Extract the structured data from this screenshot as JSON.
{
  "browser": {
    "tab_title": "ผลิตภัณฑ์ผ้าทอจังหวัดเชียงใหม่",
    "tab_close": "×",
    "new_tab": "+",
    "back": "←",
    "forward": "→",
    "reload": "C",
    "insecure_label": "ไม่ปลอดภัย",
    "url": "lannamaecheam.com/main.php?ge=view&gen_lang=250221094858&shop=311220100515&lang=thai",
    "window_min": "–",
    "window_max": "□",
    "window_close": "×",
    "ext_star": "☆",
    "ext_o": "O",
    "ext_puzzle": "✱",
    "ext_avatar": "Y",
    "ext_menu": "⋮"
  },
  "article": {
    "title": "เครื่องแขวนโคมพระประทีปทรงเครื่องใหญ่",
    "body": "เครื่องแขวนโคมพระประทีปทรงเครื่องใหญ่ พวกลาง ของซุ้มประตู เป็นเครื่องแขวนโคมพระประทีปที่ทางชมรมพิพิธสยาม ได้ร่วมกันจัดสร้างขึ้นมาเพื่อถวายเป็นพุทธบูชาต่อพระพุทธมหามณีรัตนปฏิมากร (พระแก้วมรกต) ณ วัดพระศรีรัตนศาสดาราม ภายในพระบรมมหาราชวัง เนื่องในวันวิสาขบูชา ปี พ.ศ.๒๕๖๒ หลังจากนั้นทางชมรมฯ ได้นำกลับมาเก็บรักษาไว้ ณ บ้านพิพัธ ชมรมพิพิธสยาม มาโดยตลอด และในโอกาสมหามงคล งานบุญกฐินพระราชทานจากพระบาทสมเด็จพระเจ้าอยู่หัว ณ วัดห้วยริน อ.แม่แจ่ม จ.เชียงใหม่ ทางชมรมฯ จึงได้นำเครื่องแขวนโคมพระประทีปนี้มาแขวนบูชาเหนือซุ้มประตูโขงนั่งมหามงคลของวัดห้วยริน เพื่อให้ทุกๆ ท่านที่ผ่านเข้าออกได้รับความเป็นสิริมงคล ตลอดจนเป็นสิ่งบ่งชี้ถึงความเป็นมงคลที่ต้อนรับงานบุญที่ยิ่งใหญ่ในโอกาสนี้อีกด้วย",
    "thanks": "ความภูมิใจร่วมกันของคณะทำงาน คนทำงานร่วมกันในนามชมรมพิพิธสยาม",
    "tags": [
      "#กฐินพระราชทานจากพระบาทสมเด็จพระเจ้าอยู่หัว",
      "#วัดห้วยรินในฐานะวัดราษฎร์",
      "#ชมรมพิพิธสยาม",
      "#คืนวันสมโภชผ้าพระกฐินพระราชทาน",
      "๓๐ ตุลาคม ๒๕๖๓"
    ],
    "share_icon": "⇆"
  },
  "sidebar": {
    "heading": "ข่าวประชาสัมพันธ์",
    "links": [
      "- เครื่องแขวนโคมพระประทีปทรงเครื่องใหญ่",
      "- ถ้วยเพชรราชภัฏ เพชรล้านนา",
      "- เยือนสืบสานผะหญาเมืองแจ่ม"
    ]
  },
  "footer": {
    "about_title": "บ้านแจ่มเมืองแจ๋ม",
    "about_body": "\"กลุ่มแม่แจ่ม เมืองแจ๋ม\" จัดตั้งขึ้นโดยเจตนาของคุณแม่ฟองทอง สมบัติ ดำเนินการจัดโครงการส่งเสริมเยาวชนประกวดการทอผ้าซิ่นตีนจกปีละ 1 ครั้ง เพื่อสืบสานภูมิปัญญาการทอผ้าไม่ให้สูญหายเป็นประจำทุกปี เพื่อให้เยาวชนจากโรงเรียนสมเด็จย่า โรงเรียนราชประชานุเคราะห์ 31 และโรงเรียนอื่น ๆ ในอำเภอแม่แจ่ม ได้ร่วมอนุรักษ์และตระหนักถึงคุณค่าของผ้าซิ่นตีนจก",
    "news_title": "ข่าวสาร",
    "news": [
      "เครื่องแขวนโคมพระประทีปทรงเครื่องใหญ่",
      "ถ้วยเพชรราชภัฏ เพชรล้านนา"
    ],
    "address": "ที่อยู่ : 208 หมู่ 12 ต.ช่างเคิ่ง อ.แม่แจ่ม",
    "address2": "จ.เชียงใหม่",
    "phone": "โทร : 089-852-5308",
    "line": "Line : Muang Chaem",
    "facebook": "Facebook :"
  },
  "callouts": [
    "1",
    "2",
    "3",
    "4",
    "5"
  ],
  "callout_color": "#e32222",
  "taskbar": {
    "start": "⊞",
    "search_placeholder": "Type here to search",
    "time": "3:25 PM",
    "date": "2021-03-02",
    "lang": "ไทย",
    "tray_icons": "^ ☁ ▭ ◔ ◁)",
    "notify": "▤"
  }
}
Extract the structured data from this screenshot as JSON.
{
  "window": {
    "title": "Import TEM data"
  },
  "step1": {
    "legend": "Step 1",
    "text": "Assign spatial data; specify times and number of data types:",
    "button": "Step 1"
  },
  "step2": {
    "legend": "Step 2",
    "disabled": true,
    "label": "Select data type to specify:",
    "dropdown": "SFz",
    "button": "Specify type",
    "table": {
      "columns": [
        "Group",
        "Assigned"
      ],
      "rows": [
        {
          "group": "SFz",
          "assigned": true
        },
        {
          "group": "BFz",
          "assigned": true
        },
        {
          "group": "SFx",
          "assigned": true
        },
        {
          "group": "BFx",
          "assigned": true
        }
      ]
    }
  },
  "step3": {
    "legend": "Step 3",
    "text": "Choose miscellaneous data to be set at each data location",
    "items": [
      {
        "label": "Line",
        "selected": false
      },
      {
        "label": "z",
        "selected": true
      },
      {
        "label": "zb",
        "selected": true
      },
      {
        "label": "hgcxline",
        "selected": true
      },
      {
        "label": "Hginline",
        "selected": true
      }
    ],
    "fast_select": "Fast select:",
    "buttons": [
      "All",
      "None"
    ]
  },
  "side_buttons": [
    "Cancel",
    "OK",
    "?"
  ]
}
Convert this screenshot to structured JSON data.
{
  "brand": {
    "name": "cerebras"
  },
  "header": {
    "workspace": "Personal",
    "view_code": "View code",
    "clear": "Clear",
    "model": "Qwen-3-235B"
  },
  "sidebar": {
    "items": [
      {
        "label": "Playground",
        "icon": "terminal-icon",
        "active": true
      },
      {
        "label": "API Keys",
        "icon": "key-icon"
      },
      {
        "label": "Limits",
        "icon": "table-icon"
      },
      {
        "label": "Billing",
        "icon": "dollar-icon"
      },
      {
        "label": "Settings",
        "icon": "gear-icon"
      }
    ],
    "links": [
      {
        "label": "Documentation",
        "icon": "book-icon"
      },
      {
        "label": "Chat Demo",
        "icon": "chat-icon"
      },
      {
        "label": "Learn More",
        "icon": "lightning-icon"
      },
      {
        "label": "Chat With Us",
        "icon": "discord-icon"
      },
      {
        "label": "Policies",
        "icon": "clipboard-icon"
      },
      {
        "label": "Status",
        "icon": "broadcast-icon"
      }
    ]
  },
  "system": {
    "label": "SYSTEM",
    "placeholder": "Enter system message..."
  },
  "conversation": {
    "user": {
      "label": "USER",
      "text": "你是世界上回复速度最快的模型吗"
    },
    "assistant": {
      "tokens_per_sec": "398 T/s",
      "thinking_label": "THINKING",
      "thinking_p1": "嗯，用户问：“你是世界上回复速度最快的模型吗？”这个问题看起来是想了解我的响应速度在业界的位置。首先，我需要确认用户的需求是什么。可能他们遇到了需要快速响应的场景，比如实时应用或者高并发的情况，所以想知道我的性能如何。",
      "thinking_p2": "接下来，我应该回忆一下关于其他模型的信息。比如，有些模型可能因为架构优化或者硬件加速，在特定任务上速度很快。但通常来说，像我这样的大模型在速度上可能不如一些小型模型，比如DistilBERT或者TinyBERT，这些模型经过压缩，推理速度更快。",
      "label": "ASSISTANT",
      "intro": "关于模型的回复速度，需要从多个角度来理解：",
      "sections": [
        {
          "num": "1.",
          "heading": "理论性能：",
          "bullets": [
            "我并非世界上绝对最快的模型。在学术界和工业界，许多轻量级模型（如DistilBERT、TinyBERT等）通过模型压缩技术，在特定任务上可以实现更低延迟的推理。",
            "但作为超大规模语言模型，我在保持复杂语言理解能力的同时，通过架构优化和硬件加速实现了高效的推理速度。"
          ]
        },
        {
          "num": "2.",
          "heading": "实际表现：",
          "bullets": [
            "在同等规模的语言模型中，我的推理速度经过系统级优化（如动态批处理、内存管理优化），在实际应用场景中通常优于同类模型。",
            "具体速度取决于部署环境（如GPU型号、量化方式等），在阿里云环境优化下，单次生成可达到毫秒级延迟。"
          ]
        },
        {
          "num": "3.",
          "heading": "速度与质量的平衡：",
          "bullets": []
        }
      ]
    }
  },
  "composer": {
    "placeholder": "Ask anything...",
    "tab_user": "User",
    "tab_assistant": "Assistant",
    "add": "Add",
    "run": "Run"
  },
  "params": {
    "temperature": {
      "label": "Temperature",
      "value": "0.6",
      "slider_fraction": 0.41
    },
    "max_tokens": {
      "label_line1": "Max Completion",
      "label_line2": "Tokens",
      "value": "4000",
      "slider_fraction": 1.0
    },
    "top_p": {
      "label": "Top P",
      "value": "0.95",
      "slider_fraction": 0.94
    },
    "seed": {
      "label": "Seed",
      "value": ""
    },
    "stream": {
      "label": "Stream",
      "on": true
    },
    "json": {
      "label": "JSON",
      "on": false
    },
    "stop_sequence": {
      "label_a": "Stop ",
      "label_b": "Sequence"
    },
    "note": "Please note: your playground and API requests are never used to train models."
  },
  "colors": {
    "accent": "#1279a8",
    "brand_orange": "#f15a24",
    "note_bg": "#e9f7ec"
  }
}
====
What the exercise asks:
Reproduce every line of the listing above in which the string "วยเพชรราชภ" appears.

Exercise solution:
      "- ถ้วยเพชรราชภัฏ เพชรล้านนา",
      "ถ้วยเพชรราชภัฏ เพชรล้านนา"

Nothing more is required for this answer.